Copy out the lines of the listing below word for word, starting with the line that contains "eps-chip[interactable]: EPS A" and ending with the line that contains "action-button[interactable]: ENVIAR [53,628,455,668]", with both of those lines included.

....................

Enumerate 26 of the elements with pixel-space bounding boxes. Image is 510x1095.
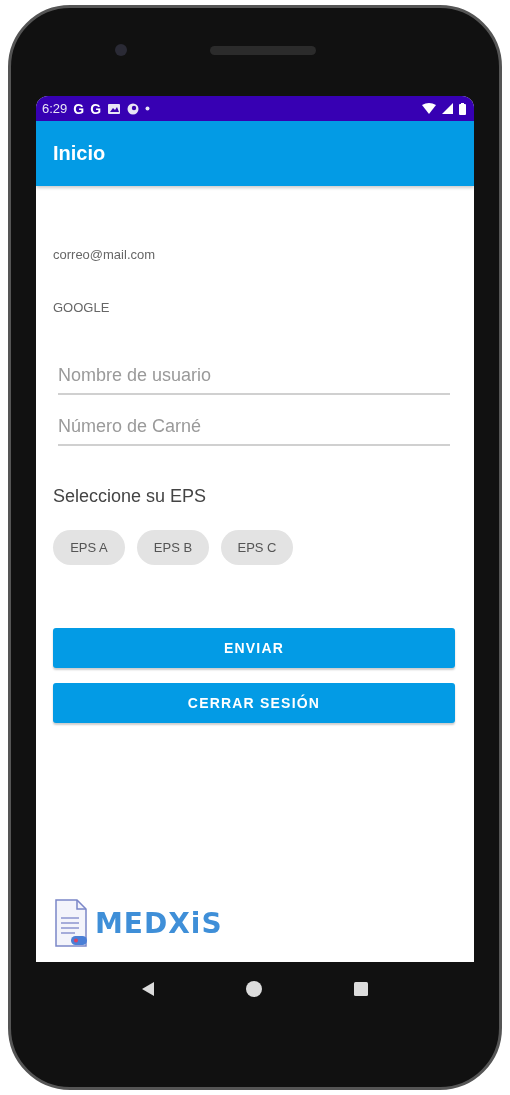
eps-chip[interactable]: EPS A [53,530,125,565]
account-provider: GOOGLE [53,300,110,315]
home-icon[interactable] [245,980,263,998]
wifi-icon [422,103,436,114]
logo-text: MEDXiS [95,906,223,940]
circle-icon [127,102,140,115]
camera-icon [115,44,127,56]
dot-icon [145,106,151,111]
signal-icon [442,103,453,114]
eps-label: Seleccione su EPS [53,486,207,507]
document-icon [53,898,89,948]
app-title: Inicio [53,142,106,165]
eps-chip[interactable]: EPS B [137,530,209,565]
action-button[interactable]: CERRAR SESIÓN [53,683,455,723]
recents-icon[interactable] [353,981,369,997]
battery-icon [459,102,466,115]
notification-glyph: G [90,100,102,117]
input-field[interactable]: Número de Carné [58,412,450,446]
account-email: correo@mail.com [53,247,156,262]
status-time: 6:29 [42,101,68,116]
back-icon[interactable] [141,981,155,997]
eps-chip[interactable]: EPS C [221,530,293,565]
action-button[interactable]: ENVIAR [53,628,455,668]
notification-glyph: G [73,100,85,117]
input-field[interactable]: Nombre de usuario [58,361,450,395]
image-icon [107,102,122,115]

....................

* Result below *
eps-chip[interactable]: EPS A [53,530,125,565]
account-provider: GOOGLE [53,300,110,315]
home-icon[interactable] [245,980,263,998]
wifi-icon [422,103,436,114]
logo-text: MEDXiS [95,906,223,940]
circle-icon [127,102,140,115]
camera-icon [115,44,127,56]
dot-icon [145,106,151,111]
signal-icon [442,103,453,114]
eps-label: Seleccione su EPS [53,486,207,507]
document-icon [53,898,89,948]
app-title: Inicio [53,142,106,165]
eps-chip[interactable]: EPS B [137,530,209,565]
action-button[interactable]: CERRAR SESIÓN [53,683,455,723]
recents-icon[interactable] [353,981,369,997]
battery-icon [459,102,466,115]
notification-glyph: G [90,100,102,117]
input-field[interactable]: Número de Carné [58,412,450,446]
account-email: correo@mail.com [53,247,156,262]
status-time: 6:29 [42,101,68,116]
back-icon[interactable] [141,981,155,997]
eps-chip[interactable]: EPS C [221,530,293,565]
action-button[interactable]: ENVIAR [53,628,455,668]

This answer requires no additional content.